● **Given request**:
Reproduce the material in full, unchanged.

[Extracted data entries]
* * *

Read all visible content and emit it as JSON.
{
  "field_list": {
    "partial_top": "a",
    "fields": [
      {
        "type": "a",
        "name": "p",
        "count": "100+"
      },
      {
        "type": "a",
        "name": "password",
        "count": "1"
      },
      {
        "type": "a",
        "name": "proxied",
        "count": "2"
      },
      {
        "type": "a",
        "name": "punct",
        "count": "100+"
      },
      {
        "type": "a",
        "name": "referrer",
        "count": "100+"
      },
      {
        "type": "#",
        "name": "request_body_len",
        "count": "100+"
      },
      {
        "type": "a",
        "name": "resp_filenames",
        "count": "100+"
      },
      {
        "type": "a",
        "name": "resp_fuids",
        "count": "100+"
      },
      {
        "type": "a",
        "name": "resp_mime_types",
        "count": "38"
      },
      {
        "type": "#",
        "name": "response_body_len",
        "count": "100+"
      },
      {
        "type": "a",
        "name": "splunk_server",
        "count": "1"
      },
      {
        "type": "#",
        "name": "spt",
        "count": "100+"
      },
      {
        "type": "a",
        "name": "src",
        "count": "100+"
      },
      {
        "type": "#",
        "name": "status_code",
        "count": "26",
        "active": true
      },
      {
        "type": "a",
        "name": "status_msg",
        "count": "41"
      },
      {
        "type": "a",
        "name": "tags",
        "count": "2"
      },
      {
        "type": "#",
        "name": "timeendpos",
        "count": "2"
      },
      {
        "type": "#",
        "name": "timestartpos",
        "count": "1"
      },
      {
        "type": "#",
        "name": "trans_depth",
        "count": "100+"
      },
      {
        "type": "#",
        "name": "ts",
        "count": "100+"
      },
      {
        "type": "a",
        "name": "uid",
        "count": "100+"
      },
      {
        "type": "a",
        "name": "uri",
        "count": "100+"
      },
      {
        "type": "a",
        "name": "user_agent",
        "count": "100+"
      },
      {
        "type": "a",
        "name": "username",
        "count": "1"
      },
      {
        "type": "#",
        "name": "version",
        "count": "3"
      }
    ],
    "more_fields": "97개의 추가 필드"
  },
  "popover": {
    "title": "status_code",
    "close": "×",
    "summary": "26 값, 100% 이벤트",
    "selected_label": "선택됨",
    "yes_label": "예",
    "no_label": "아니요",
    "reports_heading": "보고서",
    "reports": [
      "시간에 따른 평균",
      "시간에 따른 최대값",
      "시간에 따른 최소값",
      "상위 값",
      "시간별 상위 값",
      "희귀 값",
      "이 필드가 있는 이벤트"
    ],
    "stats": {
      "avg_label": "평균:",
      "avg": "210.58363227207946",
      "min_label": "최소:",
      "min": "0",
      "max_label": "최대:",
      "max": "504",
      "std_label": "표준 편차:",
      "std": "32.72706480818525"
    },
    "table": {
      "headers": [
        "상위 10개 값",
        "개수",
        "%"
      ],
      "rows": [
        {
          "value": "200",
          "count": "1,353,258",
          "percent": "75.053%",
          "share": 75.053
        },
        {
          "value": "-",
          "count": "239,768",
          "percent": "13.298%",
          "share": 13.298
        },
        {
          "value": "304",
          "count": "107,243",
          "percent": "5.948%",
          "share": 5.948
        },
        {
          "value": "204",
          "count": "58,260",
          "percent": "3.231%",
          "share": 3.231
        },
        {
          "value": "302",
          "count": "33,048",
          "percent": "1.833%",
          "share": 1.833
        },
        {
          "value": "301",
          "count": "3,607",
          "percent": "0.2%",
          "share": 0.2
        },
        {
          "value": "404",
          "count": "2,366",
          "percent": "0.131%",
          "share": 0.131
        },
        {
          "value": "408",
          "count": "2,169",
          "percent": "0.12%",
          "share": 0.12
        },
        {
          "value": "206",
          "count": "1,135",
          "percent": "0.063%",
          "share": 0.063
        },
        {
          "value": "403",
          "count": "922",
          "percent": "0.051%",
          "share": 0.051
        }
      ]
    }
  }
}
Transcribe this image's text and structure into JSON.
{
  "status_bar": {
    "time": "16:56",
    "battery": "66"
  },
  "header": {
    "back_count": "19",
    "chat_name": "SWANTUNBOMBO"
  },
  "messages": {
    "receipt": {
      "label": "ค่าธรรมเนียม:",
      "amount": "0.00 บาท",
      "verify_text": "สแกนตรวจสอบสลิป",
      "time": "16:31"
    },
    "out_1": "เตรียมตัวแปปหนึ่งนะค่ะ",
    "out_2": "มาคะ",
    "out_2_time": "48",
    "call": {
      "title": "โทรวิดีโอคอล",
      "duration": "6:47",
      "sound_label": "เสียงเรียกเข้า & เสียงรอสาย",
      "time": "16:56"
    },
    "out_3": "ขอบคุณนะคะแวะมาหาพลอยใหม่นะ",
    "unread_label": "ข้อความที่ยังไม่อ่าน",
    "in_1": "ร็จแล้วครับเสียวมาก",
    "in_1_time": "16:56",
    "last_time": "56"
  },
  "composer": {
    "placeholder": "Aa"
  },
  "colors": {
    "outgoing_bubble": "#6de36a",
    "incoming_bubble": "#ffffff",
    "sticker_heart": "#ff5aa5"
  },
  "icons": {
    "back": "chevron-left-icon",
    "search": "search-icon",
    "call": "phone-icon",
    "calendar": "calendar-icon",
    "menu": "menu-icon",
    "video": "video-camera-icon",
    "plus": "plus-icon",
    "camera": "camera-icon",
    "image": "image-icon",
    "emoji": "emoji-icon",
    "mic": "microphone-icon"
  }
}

* * *

● **Answer below**:
Read all visible content and emit it as JSON.
{
  "field_list": {
    "partial_top": "a",
    "fields": [
      {
        "type": "a",
        "name": "p",
        "count": "100+"
      },
      {
        "type": "a",
        "name": "password",
        "count": "1"
      },
      {
        "type": "a",
        "name": "proxied",
        "count": "2"
      },
      {
        "type": "a",
        "name": "punct",
        "count": "100+"
      },
      {
        "type": "a",
        "name": "referrer",
        "count": "100+"
      },
      {
        "type": "#",
        "name": "request_body_len",
        "count": "100+"
      },
      {
        "type": "a",
        "name": "resp_filenames",
        "count": "100+"
      },
      {
        "type": "a",
        "name": "resp_fuids",
        "count": "100+"
      },
      {
        "type": "a",
        "name": "resp_mime_types",
        "count": "38"
      },
      {
        "type": "#",
        "name": "response_body_len",
        "count": "100+"
      },
      {
        "type": "a",
        "name": "splunk_server",
        "count": "1"
      },
      {
        "type": "#",
        "name": "spt",
        "count": "100+"
      },
      {
        "type": "a",
        "name": "src",
        "count": "100+"
      },
      {
        "type": "#",
        "name": "status_code",
        "count": "26",
        "active": true
      },
      {
        "type": "a",
        "name": "status_msg",
        "count": "41"
      },
      {
        "type": "a",
        "name": "tags",
        "count": "2"
      },
      {
        "type": "#",
        "name": "timeendpos",
        "count": "2"
      },
      {
        "type": "#",
        "name": "timestartpos",
        "count": "1"
      },
      {
        "type": "#",
        "name": "trans_depth",
        "count": "100+"
      },
      {
        "type": "#",
        "name": "ts",
        "count": "100+"
      },
      {
        "type": "a",
        "name": "uid",
        "count": "100+"
      },
      {
        "type": "a",
        "name": "uri",
        "count": "100+"
      },
      {
        "type": "a",
        "name": "user_agent",
        "count": "100+"
      },
      {
        "type": "a",
        "name": "username",
        "count": "1"
      },
      {
        "type": "#",
        "name": "version",
        "count": "3"
      }
    ],
    "more_fields": "97개의 추가 필드"
  },
  "popover": {
    "title": "status_code",
    "close": "×",
    "summary": "26 값, 100% 이벤트",
    "selected_label": "선택됨",
    "yes_label": "예",
    "no_label": "아니요",
    "reports_heading": "보고서",
    "reports": [
      "시간에 따른 평균",
      "시간에 따른 최대값",
      "시간에 따른 최소값",
      "상위 값",
      "시간별 상위 값",
      "희귀 값",
      "이 필드가 있는 이벤트"
    ],
    "stats": {
      "avg_label": "평균:",
      "avg": "210.58363227207946",
      "min_label": "최소:",
      "min": "0",
      "max_label": "최대:",
      "max": "504",
      "std_label": "표준 편차:",
      "std": "32.72706480818525"
    },
    "table": {
      "headers": [
        "상위 10개 값",
        "개수",
        "%"
      ],
      "rows": [
        {
          "value": "200",
          "count": "1,353,258",
          "percent": "75.053%",
          "share": 75.053
        },
        {
          "value": "-",
          "count": "239,768",
          "percent": "13.298%",
          "share": 13.298
        },
        {
          "value": "304",
          "count": "107,243",
          "percent": "5.948%",
          "share": 5.948
        },
        {
          "value": "204",
          "count": "58,260",
          "percent": "3.231%",
          "share": 3.231
        },
        {
          "value": "302",
          "count": "33,048",
          "percent": "1.833%",
          "share": 1.833
        },
        {
          "value": "301",
          "count": "3,607",
          "percent": "0.2%",
          "share": 0.2
        },
        {
          "value": "404",
          "count": "2,366",
          "percent": "0.131%",
          "share": 0.131
        },
        {
          "value": "408",
          "count": "2,169",
          "percent": "0.12%",
          "share": 0.12
        },
        {
          "value": "206",
          "count": "1,135",
          "percent": "0.063%",
          "share": 0.063
        },
        {
          "value": "403",
          "count": "922",
          "percent": "0.051%",
          "share": 0.051
        }
      ]
    }
  }
}
Transcribe this image's text and structure into JSON.
{
  "status_bar": {
    "time": "16:56",
    "battery": "66"
  },
  "header": {
    "back_count": "19",
    "chat_name": "SWANTUNBOMBO"
  },
  "messages": {
    "receipt": {
      "label": "ค่าธรรมเนียม:",
      "amount": "0.00 บาท",
      "verify_text": "สแกนตรวจสอบสลิป",
      "time": "16:31"
    },
    "out_1": "เตรียมตัวแปปหนึ่งนะค่ะ",
    "out_2": "มาคะ",
    "out_2_time": "48",
    "call": {
      "title": "โทรวิดีโอคอล",
      "duration": "6:47",
      "sound_label": "เสียงเรียกเข้า & เสียงรอสาย",
      "time": "16:56"
    },
    "out_3": "ขอบคุณนะคะแวะมาหาพลอยใหม่นะ",
    "unread_label": "ข้อความที่ยังไม่อ่าน",
    "in_1": "ร็จแล้วครับเสียวมาก",
    "in_1_time": "16:56",
    "last_time": "56"
  },
  "composer": {
    "placeholder": "Aa"
  },
  "colors": {
    "outgoing_bubble": "#6de36a",
    "incoming_bubble": "#ffffff",
    "sticker_heart": "#ff5aa5"
  },
  "icons": {
    "back": "chevron-left-icon",
    "search": "search-icon",
    "call": "phone-icon",
    "calendar": "calendar-icon",
    "menu": "menu-icon",
    "video": "video-camera-icon",
    "plus": "plus-icon",
    "camera": "camera-icon",
    "image": "image-icon",
    "emoji": "emoji-icon",
    "mic": "microphone-icon"
  }
}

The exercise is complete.